## TASK STATEMENT
In the listing below, count each line containing "marker" and answer with the count only.

Excerpts from a figure dataset
§

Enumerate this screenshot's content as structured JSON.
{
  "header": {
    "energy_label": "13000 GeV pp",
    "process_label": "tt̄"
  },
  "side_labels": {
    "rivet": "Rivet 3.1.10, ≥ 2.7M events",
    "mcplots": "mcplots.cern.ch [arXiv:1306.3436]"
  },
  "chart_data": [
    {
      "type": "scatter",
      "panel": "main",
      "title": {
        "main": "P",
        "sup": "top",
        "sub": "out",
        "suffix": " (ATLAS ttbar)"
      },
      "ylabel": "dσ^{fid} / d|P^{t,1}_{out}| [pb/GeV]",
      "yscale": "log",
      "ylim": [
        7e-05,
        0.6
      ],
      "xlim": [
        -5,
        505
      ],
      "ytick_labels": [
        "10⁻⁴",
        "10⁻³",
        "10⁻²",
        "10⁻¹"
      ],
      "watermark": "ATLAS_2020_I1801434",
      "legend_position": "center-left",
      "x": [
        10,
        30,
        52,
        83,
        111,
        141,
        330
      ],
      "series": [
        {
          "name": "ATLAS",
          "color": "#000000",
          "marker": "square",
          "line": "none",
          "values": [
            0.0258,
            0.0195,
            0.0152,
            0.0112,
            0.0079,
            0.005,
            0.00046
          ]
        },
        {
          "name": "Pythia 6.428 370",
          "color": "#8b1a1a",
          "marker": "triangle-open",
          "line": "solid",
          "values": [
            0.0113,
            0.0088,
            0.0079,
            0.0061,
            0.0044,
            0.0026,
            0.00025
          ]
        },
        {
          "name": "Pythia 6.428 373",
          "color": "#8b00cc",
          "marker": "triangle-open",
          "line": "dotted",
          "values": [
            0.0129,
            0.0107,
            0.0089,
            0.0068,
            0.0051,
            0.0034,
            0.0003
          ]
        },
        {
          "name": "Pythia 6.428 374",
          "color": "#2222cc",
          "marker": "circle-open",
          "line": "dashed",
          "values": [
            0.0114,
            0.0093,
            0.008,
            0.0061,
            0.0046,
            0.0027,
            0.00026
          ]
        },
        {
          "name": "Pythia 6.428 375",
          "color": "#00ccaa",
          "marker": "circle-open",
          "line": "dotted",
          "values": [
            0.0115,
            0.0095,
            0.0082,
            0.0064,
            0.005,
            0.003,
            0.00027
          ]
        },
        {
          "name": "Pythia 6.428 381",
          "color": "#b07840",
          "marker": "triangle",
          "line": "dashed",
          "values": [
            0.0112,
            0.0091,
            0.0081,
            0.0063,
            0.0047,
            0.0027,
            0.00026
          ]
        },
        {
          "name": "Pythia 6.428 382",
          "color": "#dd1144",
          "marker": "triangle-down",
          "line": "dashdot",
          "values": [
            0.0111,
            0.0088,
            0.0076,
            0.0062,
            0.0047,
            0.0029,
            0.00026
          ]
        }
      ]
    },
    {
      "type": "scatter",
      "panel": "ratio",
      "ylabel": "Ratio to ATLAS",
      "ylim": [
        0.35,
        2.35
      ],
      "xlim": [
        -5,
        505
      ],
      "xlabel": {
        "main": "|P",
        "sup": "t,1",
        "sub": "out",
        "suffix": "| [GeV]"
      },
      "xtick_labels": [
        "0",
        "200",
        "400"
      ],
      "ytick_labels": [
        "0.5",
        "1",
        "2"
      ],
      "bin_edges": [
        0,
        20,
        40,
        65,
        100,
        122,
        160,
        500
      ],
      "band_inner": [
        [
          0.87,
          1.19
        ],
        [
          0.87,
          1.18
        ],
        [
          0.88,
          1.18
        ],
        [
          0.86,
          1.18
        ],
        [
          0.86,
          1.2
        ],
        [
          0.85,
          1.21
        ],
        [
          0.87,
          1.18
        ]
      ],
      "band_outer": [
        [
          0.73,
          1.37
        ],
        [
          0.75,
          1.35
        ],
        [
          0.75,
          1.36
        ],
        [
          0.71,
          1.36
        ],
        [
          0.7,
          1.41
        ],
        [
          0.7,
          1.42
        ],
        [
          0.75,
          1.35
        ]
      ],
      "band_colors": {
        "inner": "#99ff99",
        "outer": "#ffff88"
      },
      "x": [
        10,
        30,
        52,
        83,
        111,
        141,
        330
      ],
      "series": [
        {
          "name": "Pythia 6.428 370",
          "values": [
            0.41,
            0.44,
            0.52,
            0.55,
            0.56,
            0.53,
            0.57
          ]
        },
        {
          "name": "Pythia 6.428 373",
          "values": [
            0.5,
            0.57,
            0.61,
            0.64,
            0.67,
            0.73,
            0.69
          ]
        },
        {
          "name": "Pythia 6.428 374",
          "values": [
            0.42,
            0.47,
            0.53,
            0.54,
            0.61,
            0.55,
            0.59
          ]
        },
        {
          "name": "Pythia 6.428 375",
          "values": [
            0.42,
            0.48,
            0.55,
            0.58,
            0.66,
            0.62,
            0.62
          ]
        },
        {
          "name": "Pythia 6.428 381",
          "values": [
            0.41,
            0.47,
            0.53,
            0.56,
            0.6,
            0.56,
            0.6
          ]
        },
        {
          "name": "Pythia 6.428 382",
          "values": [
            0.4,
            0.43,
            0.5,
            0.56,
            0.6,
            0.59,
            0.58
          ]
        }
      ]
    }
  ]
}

§

## COMPLETED TASK
7